Exercise input:
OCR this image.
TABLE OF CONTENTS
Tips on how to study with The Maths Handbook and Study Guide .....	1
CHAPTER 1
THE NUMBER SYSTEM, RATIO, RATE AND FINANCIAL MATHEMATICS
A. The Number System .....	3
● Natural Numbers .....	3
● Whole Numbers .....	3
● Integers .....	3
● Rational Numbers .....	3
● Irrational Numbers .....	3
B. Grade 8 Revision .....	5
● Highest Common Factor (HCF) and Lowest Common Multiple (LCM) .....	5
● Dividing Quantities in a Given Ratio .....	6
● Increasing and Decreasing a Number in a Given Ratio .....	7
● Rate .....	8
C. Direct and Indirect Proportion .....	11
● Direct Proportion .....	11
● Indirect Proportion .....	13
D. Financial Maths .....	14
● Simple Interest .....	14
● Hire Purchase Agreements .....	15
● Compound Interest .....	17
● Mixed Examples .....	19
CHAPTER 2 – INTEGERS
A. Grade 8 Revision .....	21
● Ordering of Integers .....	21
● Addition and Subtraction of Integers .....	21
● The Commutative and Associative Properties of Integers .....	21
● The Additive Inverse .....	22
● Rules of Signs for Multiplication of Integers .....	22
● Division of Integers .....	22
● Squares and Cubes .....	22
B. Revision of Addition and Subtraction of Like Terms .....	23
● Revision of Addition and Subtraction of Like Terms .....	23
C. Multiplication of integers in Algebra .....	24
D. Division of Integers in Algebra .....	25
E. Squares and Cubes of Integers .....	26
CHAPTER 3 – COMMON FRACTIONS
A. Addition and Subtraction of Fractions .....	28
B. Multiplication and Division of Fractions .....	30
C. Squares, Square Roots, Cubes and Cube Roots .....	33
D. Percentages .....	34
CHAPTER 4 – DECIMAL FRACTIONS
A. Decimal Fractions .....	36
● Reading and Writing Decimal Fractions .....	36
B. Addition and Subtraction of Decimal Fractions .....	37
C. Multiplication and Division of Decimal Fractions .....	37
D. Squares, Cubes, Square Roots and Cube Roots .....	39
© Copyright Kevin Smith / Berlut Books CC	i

Given instruction:
Copy each record from above exactly, and include every line.

Expected answer:
OCR this image.
TABLE OF CONTENTS
Tips on how to study with The Maths Handbook and Study Guide .....	1
CHAPTER 1
THE NUMBER SYSTEM, RATIO, RATE AND FINANCIAL MATHEMATICS
A. The Number System .....	3
● Natural Numbers .....	3
● Whole Numbers .....	3
● Integers .....	3
● Rational Numbers .....	3
● Irrational Numbers .....	3
B. Grade 8 Revision .....	5
● Highest Common Factor (HCF) and Lowest Common Multiple (LCM) .....	5
● Dividing Quantities in a Given Ratio .....	6
● Increasing and Decreasing a Number in a Given Ratio .....	7
● Rate .....	8
C. Direct and Indirect Proportion .....	11
● Direct Proportion .....	11
● Indirect Proportion .....	13
D. Financial Maths .....	14
● Simple Interest .....	14
● Hire Purchase Agreements .....	15
● Compound Interest .....	17
● Mixed Examples .....	19
CHAPTER 2 – INTEGERS
A. Grade 8 Revision .....	21
● Ordering of Integers .....	21
● Addition and Subtraction of Integers .....	21
● The Commutative and Associative Properties of Integers .....	21
● The Additive Inverse .....	22
● Rules of Signs for Multiplication of Integers .....	22
● Division of Integers .....	22
● Squares and Cubes .....	22
B. Revision of Addition and Subtraction of Like Terms .....	23
● Revision of Addition and Subtraction of Like Terms .....	23
C. Multiplication of integers in Algebra .....	24
D. Division of Integers in Algebra .....	25
E. Squares and Cubes of Integers .....	26
CHAPTER 3 – COMMON FRACTIONS
A. Addition and Subtraction of Fractions .....	28
B. Multiplication and Division of Fractions .....	30
C. Squares, Square Roots, Cubes and Cube Roots .....	33
D. Percentages .....	34
CHAPTER 4 – DECIMAL FRACTIONS
A. Decimal Fractions .....	36
● Reading and Writing Decimal Fractions .....	36
B. Addition and Subtraction of Decimal Fractions .....	37
C. Multiplication and Division of Decimal Fractions .....	37
D. Squares, Cubes, Square Roots and Cube Roots .....	39
© Copyright Kevin Smith / Berlut Books CC	i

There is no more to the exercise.